EXERCISE 1
List every personal name that appears in the text below about the comfort of beloved pop culture.

QUOTED TEXT
_ _ _ _

Unless you score as pathological on that Celebrity Attitude Scale, that feeling is good.  That feeling is mostly harmless and like free drugs.  Except, you know, harmless instead of teeth-rotty.  That feeling leads people to explore new things.  To accept new things.  To learn new things about themselves and the world!  That feeling is love and love is a comfort-- even when we're sad about it we return to embrace that feeling of love and get wrapped up in it.  Whether it's rewatching Doctor Who, fantasizing about Chris Evans, imagining baking Dean Winchester a pie, talking about those lyrics with Rhett Miller and Ryan Adams... it's love.  It's joy and it's comfort.  Even on my worst day I can take a dose of those drugs and it may not change my mood but it does make me feel better.  My beloved Pop Culture Happy Hour did a great episode on pop culture comfort food, which is down this alley.

_ _ _ _

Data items
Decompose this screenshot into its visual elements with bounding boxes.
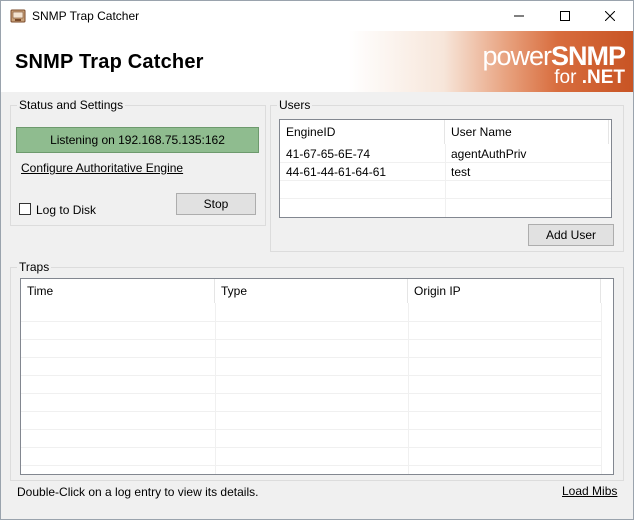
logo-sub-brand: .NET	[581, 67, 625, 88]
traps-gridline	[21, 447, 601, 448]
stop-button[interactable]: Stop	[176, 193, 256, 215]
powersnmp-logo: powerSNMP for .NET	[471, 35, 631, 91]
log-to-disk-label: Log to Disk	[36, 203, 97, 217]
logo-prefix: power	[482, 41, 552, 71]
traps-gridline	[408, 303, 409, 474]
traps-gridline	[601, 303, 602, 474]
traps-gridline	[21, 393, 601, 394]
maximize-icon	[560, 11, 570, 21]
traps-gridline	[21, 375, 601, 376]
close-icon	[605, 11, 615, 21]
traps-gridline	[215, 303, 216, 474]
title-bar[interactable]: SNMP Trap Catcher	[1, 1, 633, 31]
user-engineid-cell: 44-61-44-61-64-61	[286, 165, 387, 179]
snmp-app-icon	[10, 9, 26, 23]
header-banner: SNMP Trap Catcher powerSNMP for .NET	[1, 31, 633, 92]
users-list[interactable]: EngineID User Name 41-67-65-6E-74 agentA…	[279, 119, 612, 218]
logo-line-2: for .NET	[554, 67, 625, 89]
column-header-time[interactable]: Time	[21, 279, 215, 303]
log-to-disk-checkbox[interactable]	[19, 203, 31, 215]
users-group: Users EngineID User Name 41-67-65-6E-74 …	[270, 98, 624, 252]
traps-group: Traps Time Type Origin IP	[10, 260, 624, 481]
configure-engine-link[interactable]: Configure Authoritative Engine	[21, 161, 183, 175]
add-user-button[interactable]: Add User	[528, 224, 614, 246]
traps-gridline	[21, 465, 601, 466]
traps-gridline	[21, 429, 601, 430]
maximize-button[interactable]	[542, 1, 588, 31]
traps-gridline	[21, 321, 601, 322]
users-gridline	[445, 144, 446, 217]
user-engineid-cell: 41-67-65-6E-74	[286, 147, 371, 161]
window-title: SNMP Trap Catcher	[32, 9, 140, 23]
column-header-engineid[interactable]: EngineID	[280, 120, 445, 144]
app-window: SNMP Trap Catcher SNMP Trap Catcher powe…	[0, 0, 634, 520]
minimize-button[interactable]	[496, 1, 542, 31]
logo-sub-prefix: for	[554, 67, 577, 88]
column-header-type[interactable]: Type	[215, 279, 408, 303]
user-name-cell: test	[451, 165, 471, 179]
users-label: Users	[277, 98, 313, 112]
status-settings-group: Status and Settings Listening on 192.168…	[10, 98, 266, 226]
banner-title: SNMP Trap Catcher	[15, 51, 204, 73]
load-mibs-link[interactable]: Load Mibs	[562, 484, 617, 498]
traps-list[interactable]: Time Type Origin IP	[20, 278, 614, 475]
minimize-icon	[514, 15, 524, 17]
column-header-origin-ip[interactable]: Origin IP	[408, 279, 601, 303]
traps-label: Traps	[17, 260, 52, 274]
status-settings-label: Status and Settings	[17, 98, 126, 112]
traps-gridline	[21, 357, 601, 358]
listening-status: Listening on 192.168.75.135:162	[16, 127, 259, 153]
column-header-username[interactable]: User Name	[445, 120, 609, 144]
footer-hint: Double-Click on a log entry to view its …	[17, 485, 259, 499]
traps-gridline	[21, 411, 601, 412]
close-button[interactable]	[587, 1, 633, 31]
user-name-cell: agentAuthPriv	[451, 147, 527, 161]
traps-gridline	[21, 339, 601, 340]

_ _ _ _

EXERCISE 2
In the entries, change "traps-gridline" to "traps-grid-line" in the lines between the one holding "67, 625, 88]" and the one holding "11, 570, 21]", inclusive, and return only those lines with everything else unchanged.

WORKED SOLUTION 1
Chris Evans, Dean Winchester, Rhett Miller, Ryan Adams

WORKED SOLUTION 2
logo-sub-brand: .NET	[581, 67, 625, 88]
traps-grid-line	[21, 447, 601, 448]
stop-button[interactable]: Stop	[176, 193, 256, 215]
powersnmp-logo: powerSNMP for .NET	[471, 35, 631, 91]
log-to-disk-label: Log to Disk	[36, 203, 97, 217]
logo-prefix: power	[482, 41, 552, 71]
traps-grid-line	[408, 303, 409, 474]
traps-grid-line	[601, 303, 602, 474]
traps-grid-line	[21, 393, 601, 394]
maximize-icon	[560, 11, 570, 21]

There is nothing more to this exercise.